**What is expected:** Repeat the entries below exactly as they appear, with no pictures.

**Provided data:**
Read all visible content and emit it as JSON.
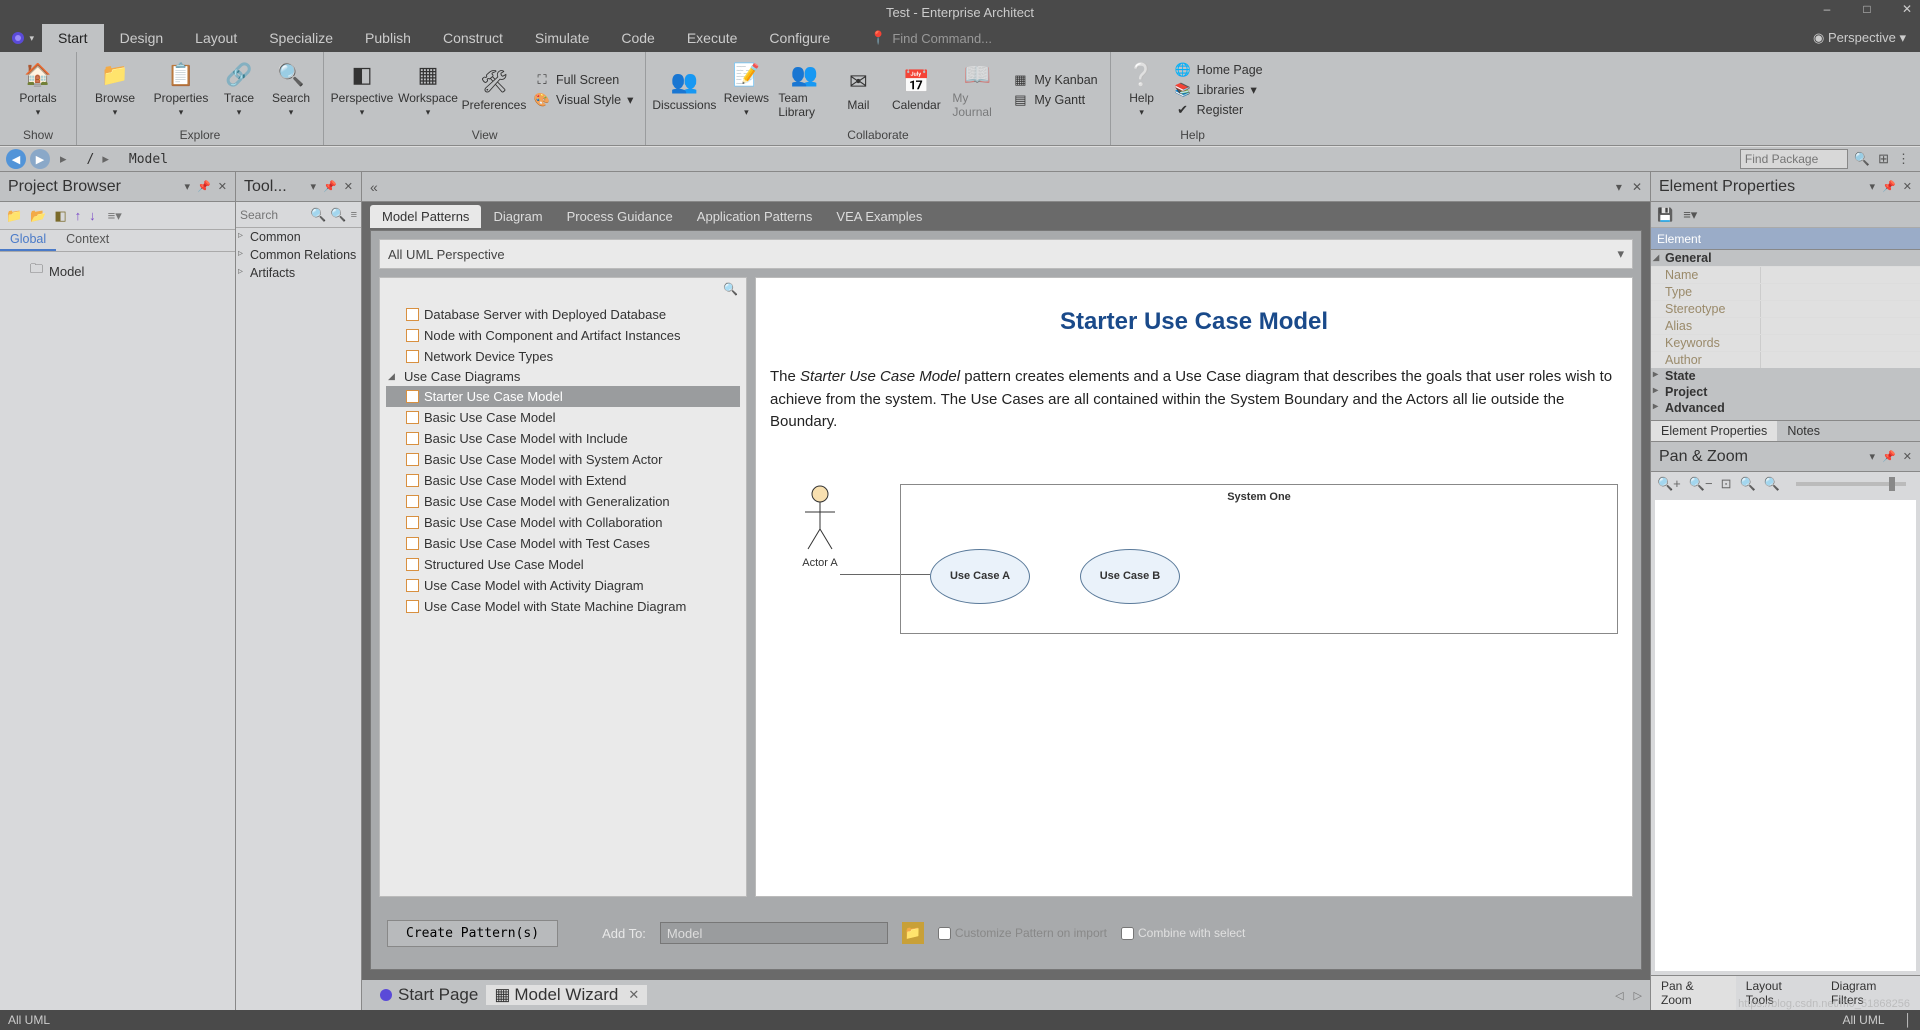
{
  "window": {
    "title": "Test - Enterprise Architect"
  },
  "ribbon": {
    "tabs": [
      "Start",
      "Design",
      "Layout",
      "Specialize",
      "Publish",
      "Construct",
      "Simulate",
      "Code",
      "Execute",
      "Configure"
    ],
    "active": "Start",
    "find_command_ph": "Find Command...",
    "perspective": "Perspective",
    "groups": {
      "show": {
        "label": "Show",
        "portals": "Portals"
      },
      "explore": {
        "label": "Explore",
        "browse": "Browse",
        "properties": "Properties",
        "trace": "Trace",
        "search": "Search"
      },
      "view": {
        "label": "View",
        "perspective": "Perspective",
        "workspace": "Workspace",
        "preferences": "Preferences",
        "fullscreen": "Full Screen",
        "visualstyle": "Visual Style"
      },
      "collaborate": {
        "label": "Collaborate",
        "discussions": "Discussions",
        "reviews": "Reviews",
        "team": "Team Library",
        "mail": "Mail",
        "calendar": "Calendar",
        "journal": "My Journal",
        "kanban": "My Kanban",
        "gantt": "My Gantt"
      },
      "help": {
        "label": "Help",
        "help": "Help",
        "home": "Home Page",
        "libraries": "Libraries",
        "register": "Register"
      }
    }
  },
  "nav": {
    "crumb1": "/",
    "crumb2": "Model",
    "find_package_ph": "Find Package"
  },
  "project_browser": {
    "title": "Project Browser",
    "tabs": [
      "Global",
      "Context"
    ],
    "active": "Global",
    "root": "Model"
  },
  "toolbox": {
    "title": "Tool...",
    "search_ph": "Search",
    "items": [
      "Common",
      "Common Relations",
      "Artifacts"
    ]
  },
  "wizard": {
    "tabs": [
      "Model Patterns",
      "Diagram",
      "Process Guidance",
      "Application Patterns",
      "VEA Examples"
    ],
    "active": "Model Patterns",
    "perspective": "All UML Perspective",
    "deployment_items": [
      "Database Server with Deployed Database",
      "Node with Component and Artifact Instances",
      "Network Device Types"
    ],
    "usecase_cat": "Use Case Diagrams",
    "usecase_items": [
      "Starter Use Case Model",
      "Basic Use Case Model",
      "Basic Use Case Model with Include",
      "Basic Use Case Model with System Actor",
      "Basic Use Case Model with Extend",
      "Basic Use Case Model with Generalization",
      "Basic Use Case Model with Collaboration",
      "Basic Use Case Model with Test Cases",
      "Structured Use Case Model",
      "Use Case Model with Activity Diagram",
      "Use Case Model with State Machine Diagram"
    ],
    "selected": "Starter Use Case Model",
    "preview_title": "Starter Use Case Model",
    "preview_desc_pre": "The ",
    "preview_desc_em": "Starter Use Case Model",
    "preview_desc_post": " pattern creates elements and a Use Case diagram that describes the goals that user roles wish to achieve from the system. The Use Cases are all contained within the System Boundary and the Actors all lie outside the Boundary.",
    "system_label": "System One",
    "actor_label": "Actor A",
    "usecase_a": "Use Case A",
    "usecase_b": "Use Case B",
    "create_btn": "Create Pattern(s)",
    "addto_label": "Add To:",
    "addto_value": "Model",
    "customize": "Customize Pattern on import",
    "combine": "Combine with select"
  },
  "center_tabs": {
    "start": "Start Page",
    "wizard": "Model Wizard"
  },
  "element_props": {
    "title": "Element Properties",
    "category": "Element",
    "sections": {
      "general": "General",
      "state": "State",
      "project": "Project",
      "advanced": "Advanced"
    },
    "rows": [
      "Name",
      "Type",
      "Stereotype",
      "Alias",
      "Keywords",
      "Author"
    ],
    "tabs": [
      "Element Properties",
      "Notes"
    ]
  },
  "panzoom": {
    "title": "Pan & Zoom",
    "tabs": [
      "Pan & Zoom",
      "Layout Tools",
      "Diagram Filters"
    ]
  },
  "status": {
    "left": "All UML",
    "right": "All UML"
  },
  "watermark": "https://blog.csdn.net/m0_51868256"
}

**Complete answer:**
Read all visible content and emit it as JSON.
{
  "window": {
    "title": "Test - Enterprise Architect"
  },
  "ribbon": {
    "tabs": [
      "Start",
      "Design",
      "Layout",
      "Specialize",
      "Publish",
      "Construct",
      "Simulate",
      "Code",
      "Execute",
      "Configure"
    ],
    "active": "Start",
    "find_command_ph": "Find Command...",
    "perspective": "Perspective",
    "groups": {
      "show": {
        "label": "Show",
        "portals": "Portals"
      },
      "explore": {
        "label": "Explore",
        "browse": "Browse",
        "properties": "Properties",
        "trace": "Trace",
        "search": "Search"
      },
      "view": {
        "label": "View",
        "perspective": "Perspective",
        "workspace": "Workspace",
        "preferences": "Preferences",
        "fullscreen": "Full Screen",
        "visualstyle": "Visual Style"
      },
      "collaborate": {
        "label": "Collaborate",
        "discussions": "Discussions",
        "reviews": "Reviews",
        "team": "Team Library",
        "mail": "Mail",
        "calendar": "Calendar",
        "journal": "My Journal",
        "kanban": "My Kanban",
        "gantt": "My Gantt"
      },
      "help": {
        "label": "Help",
        "help": "Help",
        "home": "Home Page",
        "libraries": "Libraries",
        "register": "Register"
      }
    }
  },
  "nav": {
    "crumb1": "/",
    "crumb2": "Model",
    "find_package_ph": "Find Package"
  },
  "project_browser": {
    "title": "Project Browser",
    "tabs": [
      "Global",
      "Context"
    ],
    "active": "Global",
    "root": "Model"
  },
  "toolbox": {
    "title": "Tool...",
    "search_ph": "Search",
    "items": [
      "Common",
      "Common Relations",
      "Artifacts"
    ]
  },
  "wizard": {
    "tabs": [
      "Model Patterns",
      "Diagram",
      "Process Guidance",
      "Application Patterns",
      "VEA Examples"
    ],
    "active": "Model Patterns",
    "perspective": "All UML Perspective",
    "deployment_items": [
      "Database Server with Deployed Database",
      "Node with Component and Artifact Instances",
      "Network Device Types"
    ],
    "usecase_cat": "Use Case Diagrams",
    "usecase_items": [
      "Starter Use Case Model",
      "Basic Use Case Model",
      "Basic Use Case Model with Include",
      "Basic Use Case Model with System Actor",
      "Basic Use Case Model with Extend",
      "Basic Use Case Model with Generalization",
      "Basic Use Case Model with Collaboration",
      "Basic Use Case Model with Test Cases",
      "Structured Use Case Model",
      "Use Case Model with Activity Diagram",
      "Use Case Model with State Machine Diagram"
    ],
    "selected": "Starter Use Case Model",
    "preview_title": "Starter Use Case Model",
    "preview_desc_pre": "The ",
    "preview_desc_em": "Starter Use Case Model",
    "preview_desc_post": " pattern creates elements and a Use Case diagram that describes the goals that user roles wish to achieve from the system. The Use Cases are all contained within the System Boundary and the Actors all lie outside the Boundary.",
    "system_label": "System One",
    "actor_label": "Actor A",
    "usecase_a": "Use Case A",
    "usecase_b": "Use Case B",
    "create_btn": "Create Pattern(s)",
    "addto_label": "Add To:",
    "addto_value": "Model",
    "customize": "Customize Pattern on import",
    "combine": "Combine with select"
  },
  "center_tabs": {
    "start": "Start Page",
    "wizard": "Model Wizard"
  },
  "element_props": {
    "title": "Element Properties",
    "category": "Element",
    "sections": {
      "general": "General",
      "state": "State",
      "project": "Project",
      "advanced": "Advanced"
    },
    "rows": [
      "Name",
      "Type",
      "Stereotype",
      "Alias",
      "Keywords",
      "Author"
    ],
    "tabs": [
      "Element Properties",
      "Notes"
    ]
  },
  "panzoom": {
    "title": "Pan & Zoom",
    "tabs": [
      "Pan & Zoom",
      "Layout Tools",
      "Diagram Filters"
    ]
  },
  "status": {
    "left": "All UML",
    "right": "All UML"
  },
  "watermark": "https://blog.csdn.net/m0_51868256"
}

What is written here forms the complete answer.